◆ **Dataset content**:
_____

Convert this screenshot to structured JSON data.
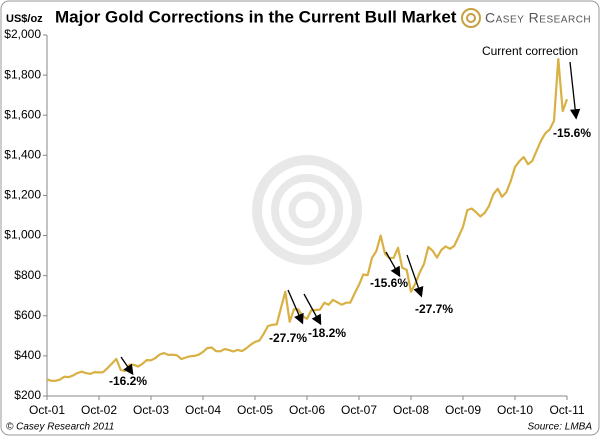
{
  "chart_data": {
    "type": "line",
    "title": "Major Gold Corrections in the Current Bull Market",
    "y_label": "US$/oz",
    "brand": "Casey Research",
    "copyright": "© Casey Research 2011",
    "source": "Source: LMBA",
    "categories": [
      "Oct-01",
      null,
      null,
      null,
      null,
      null,
      null,
      null,
      null,
      null,
      null,
      null,
      "Oct-02",
      null,
      null,
      null,
      null,
      null,
      null,
      null,
      null,
      null,
      null,
      null,
      "Oct-03",
      null,
      null,
      null,
      null,
      null,
      null,
      null,
      null,
      null,
      null,
      null,
      "Oct-04",
      null,
      null,
      null,
      null,
      null,
      null,
      null,
      null,
      null,
      null,
      null,
      "Oct-05",
      null,
      null,
      null,
      null,
      null,
      null,
      null,
      null,
      null,
      null,
      null,
      "Oct-06",
      null,
      null,
      null,
      null,
      null,
      null,
      null,
      null,
      null,
      null,
      null,
      "Oct-07",
      null,
      null,
      null,
      null,
      null,
      null,
      null,
      null,
      null,
      null,
      null,
      "Oct-08",
      null,
      null,
      null,
      null,
      null,
      null,
      null,
      null,
      null,
      null,
      null,
      "Oct-09",
      null,
      null,
      null,
      null,
      null,
      null,
      null,
      null,
      null,
      null,
      null,
      "Oct-10",
      null,
      null,
      null,
      null,
      null,
      null,
      null,
      null,
      null,
      null,
      null,
      "Oct-11"
    ],
    "values": [
      283,
      276,
      276,
      282,
      296,
      294,
      302,
      314,
      321,
      314,
      310,
      319,
      317,
      319,
      340,
      362,
      385,
      330,
      325,
      355,
      356,
      347,
      360,
      379,
      378,
      389,
      407,
      414,
      405,
      406,
      403,
      384,
      392,
      398,
      400,
      406,
      420,
      439,
      442,
      424,
      423,
      434,
      429,
      422,
      430,
      424,
      438,
      456,
      470,
      476,
      510,
      549,
      555,
      557,
      640,
      720,
      570,
      633,
      632,
      598,
      585,
      628,
      629,
      631,
      665,
      655,
      679,
      667,
      655,
      665,
      665,
      712,
      754,
      806,
      803,
      889,
      922,
      1000,
      909,
      888,
      889,
      939,
      839,
      829,
      720,
      760,
      816,
      858,
      943,
      924,
      890,
      928,
      946,
      934,
      949,
      996,
      1043,
      1127,
      1135,
      1117,
      1095,
      1113,
      1148,
      1205,
      1233,
      1193,
      1215,
      1271,
      1342,
      1370,
      1391,
      1356,
      1372,
      1424,
      1473,
      1510,
      1529,
      1572,
      1880,
      1620,
      1680
    ],
    "color": "#d8b043",
    "ylim": [
      200,
      2000
    ],
    "yticks": [
      {
        "value": 200,
        "label": "$200"
      },
      {
        "value": 400,
        "label": "$400"
      },
      {
        "value": 600,
        "label": "$600"
      },
      {
        "value": 800,
        "label": "$800"
      },
      {
        "value": 1000,
        "label": "$1,000"
      },
      {
        "value": 1200,
        "label": "$1,200"
      },
      {
        "value": 1400,
        "label": "$1,400"
      },
      {
        "value": 1600,
        "label": "$1,600"
      },
      {
        "value": 1800,
        "label": "$1,800"
      },
      {
        "value": 2000,
        "label": "$2,000"
      }
    ],
    "annotations": [
      "-16.2%",
      "-27.7%",
      "-18.2%",
      "-15.6%",
      "-27.7%",
      "Current correction",
      "-15.6%"
    ]
  }
}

_____

◆ **Aim**: Copy all lines in the listing above where the string "Casey" appears.

◆ **Answer in full**:
    "brand": "Casey Research",
    "copyright": "© Casey Research 2011",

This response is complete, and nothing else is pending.